(Saved entries)
%%

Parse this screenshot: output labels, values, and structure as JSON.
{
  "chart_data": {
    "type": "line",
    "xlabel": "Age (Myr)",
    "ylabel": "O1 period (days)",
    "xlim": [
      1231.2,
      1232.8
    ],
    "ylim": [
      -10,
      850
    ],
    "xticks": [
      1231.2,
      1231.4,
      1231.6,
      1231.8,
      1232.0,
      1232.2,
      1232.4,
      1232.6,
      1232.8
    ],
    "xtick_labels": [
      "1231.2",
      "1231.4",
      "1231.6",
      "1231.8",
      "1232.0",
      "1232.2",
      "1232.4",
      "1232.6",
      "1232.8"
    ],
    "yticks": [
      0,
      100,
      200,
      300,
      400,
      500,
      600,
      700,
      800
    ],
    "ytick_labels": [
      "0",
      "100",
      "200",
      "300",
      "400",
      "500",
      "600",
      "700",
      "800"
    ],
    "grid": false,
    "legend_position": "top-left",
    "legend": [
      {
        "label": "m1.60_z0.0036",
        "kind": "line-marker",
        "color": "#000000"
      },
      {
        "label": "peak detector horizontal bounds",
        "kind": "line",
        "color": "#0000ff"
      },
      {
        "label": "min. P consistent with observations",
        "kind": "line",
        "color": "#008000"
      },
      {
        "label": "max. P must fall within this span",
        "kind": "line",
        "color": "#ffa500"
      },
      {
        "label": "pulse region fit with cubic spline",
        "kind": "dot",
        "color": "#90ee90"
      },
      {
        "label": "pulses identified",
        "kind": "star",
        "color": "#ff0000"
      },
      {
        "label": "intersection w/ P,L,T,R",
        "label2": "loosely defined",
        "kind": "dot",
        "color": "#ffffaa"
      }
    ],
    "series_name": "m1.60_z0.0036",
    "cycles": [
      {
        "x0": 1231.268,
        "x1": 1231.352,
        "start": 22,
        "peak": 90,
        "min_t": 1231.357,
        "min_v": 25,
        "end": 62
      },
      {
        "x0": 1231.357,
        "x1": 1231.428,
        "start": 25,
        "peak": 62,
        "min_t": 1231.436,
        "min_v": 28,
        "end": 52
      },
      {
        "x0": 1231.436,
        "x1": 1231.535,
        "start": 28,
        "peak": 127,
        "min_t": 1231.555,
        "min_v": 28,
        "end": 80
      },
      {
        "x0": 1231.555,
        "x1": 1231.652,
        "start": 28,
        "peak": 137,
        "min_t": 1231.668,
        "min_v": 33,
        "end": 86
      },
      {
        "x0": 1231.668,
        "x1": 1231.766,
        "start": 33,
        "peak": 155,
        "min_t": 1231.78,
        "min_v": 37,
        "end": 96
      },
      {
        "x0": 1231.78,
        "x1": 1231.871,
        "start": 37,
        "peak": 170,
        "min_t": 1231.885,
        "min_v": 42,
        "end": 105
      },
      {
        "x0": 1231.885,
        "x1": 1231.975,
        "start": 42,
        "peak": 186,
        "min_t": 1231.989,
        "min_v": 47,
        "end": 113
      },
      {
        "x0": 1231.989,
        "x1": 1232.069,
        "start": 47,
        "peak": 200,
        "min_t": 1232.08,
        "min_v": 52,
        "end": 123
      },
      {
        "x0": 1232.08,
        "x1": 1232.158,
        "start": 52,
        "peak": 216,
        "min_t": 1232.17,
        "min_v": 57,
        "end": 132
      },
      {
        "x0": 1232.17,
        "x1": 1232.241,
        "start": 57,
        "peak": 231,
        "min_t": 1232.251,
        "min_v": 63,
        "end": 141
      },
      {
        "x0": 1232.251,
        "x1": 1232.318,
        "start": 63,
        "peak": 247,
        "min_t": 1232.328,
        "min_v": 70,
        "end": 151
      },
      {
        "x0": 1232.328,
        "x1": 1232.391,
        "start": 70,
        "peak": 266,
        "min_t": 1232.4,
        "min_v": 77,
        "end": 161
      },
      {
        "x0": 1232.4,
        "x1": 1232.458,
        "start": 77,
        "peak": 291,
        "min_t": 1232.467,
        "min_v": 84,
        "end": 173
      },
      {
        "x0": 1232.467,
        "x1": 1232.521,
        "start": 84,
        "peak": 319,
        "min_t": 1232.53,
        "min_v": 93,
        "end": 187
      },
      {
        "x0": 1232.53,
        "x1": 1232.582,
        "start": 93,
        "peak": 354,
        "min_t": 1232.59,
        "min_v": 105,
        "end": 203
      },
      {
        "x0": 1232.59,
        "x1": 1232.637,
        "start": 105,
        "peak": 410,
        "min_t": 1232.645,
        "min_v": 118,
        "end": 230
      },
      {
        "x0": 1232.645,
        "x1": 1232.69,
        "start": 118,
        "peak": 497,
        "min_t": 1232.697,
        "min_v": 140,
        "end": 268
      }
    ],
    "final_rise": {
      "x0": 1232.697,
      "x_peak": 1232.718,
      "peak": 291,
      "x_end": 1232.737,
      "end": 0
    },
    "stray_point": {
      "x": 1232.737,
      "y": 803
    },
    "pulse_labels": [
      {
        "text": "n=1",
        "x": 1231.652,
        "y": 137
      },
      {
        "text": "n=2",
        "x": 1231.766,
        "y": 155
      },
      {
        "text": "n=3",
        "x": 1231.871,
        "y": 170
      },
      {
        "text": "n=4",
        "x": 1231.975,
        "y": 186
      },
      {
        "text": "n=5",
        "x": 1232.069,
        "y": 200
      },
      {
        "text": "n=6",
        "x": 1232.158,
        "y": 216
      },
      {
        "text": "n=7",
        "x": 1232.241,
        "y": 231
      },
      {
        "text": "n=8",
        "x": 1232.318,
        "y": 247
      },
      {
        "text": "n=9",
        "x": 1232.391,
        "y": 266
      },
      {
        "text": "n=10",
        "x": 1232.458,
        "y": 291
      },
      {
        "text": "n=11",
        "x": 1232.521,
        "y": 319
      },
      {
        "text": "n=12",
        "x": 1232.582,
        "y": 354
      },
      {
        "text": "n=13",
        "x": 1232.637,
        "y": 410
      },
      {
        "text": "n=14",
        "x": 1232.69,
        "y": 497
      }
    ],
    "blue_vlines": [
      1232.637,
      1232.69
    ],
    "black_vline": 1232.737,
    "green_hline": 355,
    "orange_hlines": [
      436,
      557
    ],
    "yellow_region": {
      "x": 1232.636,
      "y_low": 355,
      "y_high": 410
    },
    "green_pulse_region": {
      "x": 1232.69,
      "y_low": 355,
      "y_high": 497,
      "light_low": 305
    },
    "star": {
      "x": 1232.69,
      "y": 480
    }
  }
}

%%

TASK OBJECTIVE
Scan the lines above for "color", then copy every one that has it.

EXERCISE ANSWER
        "color": "#000000"
        "color": "#0000ff"
        "color": "#008000"
        "color": "#ffa500"
        "color": "#90ee90"
        "color": "#ff0000"
        "color": "#ffffaa"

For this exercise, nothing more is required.